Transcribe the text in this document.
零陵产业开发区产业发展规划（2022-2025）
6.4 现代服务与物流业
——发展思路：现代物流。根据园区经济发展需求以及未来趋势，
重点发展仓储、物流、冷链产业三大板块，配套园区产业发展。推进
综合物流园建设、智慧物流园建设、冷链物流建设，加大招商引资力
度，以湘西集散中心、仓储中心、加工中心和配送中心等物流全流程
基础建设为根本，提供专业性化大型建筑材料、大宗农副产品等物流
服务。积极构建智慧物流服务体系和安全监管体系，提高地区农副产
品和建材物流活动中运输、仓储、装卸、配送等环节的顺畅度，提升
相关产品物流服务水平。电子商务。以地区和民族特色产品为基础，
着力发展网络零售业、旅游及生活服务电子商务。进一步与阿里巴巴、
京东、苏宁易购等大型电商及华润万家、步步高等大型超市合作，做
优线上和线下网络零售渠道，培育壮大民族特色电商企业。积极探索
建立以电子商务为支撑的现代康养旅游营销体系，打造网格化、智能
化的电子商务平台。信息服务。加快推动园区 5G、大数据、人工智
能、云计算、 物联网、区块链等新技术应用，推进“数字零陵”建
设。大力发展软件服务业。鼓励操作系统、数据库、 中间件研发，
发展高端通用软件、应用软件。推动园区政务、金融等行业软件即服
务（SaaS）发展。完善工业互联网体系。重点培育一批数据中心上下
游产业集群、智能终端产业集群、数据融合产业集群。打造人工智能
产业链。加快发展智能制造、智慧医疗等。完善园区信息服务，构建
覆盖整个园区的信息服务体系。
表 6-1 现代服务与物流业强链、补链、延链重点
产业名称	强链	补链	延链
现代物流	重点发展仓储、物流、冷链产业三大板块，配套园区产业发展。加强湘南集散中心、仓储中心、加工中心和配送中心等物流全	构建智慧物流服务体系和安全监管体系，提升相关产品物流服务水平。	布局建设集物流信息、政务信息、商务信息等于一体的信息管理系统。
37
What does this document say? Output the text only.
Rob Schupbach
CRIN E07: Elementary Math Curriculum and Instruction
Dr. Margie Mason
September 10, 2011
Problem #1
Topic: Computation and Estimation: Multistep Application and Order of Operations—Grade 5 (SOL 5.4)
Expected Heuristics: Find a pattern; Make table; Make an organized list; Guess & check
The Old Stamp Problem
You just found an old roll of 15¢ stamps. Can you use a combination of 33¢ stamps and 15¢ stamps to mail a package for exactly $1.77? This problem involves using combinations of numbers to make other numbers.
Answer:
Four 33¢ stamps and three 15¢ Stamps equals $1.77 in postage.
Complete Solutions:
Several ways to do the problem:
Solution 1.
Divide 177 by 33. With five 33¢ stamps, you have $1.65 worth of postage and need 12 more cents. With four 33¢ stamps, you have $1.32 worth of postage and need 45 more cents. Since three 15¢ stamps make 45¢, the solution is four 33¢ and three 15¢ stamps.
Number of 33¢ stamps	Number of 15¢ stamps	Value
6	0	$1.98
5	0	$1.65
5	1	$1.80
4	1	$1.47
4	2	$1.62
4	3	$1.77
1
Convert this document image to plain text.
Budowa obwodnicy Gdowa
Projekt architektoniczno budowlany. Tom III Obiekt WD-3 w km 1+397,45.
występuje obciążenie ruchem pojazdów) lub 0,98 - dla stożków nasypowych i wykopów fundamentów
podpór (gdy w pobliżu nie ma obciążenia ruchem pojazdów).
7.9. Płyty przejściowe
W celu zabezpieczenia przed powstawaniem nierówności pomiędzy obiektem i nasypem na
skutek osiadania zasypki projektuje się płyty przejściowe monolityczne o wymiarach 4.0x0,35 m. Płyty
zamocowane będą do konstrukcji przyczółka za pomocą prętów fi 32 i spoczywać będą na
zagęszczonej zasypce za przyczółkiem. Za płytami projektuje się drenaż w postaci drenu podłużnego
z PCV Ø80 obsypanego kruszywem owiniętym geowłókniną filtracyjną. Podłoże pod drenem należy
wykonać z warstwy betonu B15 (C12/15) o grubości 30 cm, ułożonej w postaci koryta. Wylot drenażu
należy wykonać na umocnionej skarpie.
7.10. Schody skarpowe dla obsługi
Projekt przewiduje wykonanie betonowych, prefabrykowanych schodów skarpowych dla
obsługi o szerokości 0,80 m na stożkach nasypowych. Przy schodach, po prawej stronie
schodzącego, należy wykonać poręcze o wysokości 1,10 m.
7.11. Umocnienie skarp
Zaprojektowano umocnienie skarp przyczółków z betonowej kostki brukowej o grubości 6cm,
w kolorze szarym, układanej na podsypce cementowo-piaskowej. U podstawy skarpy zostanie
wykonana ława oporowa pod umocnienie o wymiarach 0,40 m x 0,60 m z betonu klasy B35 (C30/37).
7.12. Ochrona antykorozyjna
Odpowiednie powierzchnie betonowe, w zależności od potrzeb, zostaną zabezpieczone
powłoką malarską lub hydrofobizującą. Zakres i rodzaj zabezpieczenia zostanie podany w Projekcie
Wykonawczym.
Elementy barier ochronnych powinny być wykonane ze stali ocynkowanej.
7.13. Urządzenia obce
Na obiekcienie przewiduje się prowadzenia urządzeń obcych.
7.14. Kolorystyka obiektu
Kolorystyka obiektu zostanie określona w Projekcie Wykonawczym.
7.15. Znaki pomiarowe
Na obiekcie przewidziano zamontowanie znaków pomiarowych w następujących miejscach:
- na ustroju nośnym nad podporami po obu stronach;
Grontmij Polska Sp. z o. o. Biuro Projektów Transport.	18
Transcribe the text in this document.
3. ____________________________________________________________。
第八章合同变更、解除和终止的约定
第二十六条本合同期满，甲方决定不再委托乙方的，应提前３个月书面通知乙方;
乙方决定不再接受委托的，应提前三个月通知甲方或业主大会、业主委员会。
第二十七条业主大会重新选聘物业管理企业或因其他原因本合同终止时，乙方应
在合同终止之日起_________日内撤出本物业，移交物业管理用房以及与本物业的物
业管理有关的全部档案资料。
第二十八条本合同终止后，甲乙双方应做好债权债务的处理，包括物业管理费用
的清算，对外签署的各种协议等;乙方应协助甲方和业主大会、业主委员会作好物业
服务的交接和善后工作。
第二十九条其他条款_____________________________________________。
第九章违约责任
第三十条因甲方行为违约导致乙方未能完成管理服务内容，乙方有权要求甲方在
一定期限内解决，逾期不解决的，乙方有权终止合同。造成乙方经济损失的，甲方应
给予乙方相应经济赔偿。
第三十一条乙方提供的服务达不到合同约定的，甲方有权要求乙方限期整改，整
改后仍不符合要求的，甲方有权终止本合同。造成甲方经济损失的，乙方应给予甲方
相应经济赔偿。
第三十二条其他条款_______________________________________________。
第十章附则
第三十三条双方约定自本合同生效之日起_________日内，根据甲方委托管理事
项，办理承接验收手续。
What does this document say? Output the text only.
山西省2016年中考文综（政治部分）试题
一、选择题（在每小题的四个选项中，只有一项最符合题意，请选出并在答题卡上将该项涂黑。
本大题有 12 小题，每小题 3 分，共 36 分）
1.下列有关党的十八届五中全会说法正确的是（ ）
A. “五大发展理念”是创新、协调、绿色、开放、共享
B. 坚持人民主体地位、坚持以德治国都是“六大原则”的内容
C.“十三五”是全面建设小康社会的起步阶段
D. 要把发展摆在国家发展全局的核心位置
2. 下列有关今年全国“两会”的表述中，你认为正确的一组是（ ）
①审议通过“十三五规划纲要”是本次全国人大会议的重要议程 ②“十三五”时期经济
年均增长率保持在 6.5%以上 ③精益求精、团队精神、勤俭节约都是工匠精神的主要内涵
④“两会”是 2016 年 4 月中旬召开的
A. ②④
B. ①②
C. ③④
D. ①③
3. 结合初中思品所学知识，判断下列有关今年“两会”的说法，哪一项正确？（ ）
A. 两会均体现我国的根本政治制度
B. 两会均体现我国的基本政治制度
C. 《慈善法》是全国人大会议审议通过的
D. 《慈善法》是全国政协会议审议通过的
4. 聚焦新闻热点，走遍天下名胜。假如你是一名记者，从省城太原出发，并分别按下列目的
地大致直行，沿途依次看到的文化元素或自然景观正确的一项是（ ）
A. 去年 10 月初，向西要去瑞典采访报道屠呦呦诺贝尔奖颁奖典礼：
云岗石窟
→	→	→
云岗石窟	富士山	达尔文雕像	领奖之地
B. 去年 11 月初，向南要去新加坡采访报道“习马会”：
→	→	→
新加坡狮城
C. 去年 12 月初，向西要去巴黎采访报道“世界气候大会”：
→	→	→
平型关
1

» Work to do:
Which lines contain the word "zostanie"? Copy each of them.

» Solution to this task:
w kolorze szarym, układanej na podsypce cementowo-piaskowej. U podstawy skarpy zostanie
powłoką malarską lub hydrofobizującą. Zakres i rodzaj zabezpieczenia zostanie podany w Projekcie
Kolorystyka obiektu zostanie określona w Projekcie Wykonawczym.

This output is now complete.